### [STATED PROBLEM]
Say how many lines contain the string "sistema". Give no other output.
--- Start PROVIDED INFORMATION ---
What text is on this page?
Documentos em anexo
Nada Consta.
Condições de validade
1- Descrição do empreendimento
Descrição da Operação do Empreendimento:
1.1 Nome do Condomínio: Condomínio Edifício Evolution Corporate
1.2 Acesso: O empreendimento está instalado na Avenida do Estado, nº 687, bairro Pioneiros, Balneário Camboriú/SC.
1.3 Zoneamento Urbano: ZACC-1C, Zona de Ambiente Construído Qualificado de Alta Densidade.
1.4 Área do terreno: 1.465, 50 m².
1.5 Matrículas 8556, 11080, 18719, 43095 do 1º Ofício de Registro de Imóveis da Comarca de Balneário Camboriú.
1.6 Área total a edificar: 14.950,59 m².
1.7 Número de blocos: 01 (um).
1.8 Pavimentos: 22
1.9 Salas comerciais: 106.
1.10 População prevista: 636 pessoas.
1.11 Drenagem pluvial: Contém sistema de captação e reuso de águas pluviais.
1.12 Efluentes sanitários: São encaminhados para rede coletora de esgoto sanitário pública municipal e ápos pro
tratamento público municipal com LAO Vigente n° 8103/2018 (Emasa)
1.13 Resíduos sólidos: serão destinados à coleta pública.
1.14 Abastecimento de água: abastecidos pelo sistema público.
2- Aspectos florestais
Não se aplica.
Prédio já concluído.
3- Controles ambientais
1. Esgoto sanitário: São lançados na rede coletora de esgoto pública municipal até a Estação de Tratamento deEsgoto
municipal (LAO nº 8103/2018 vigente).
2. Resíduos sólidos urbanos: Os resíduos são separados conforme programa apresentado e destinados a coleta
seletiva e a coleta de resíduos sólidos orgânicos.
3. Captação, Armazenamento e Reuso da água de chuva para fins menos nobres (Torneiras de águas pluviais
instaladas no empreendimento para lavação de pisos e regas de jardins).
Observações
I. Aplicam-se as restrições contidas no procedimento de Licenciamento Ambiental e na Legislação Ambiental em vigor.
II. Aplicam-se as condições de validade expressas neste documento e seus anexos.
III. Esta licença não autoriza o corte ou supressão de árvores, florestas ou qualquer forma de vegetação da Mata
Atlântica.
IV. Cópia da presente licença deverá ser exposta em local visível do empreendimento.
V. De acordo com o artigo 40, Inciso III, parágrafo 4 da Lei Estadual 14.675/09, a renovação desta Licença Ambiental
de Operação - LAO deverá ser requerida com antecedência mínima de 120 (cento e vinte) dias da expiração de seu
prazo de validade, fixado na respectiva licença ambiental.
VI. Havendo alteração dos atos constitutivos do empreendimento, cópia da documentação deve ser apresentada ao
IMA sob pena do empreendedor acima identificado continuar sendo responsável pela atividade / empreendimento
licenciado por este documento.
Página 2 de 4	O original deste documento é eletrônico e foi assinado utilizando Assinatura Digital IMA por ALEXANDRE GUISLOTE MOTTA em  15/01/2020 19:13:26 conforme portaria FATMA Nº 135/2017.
--- End PROVIDED INFORMATION ---
### [ANSWER TO THIS PROBLEM]
2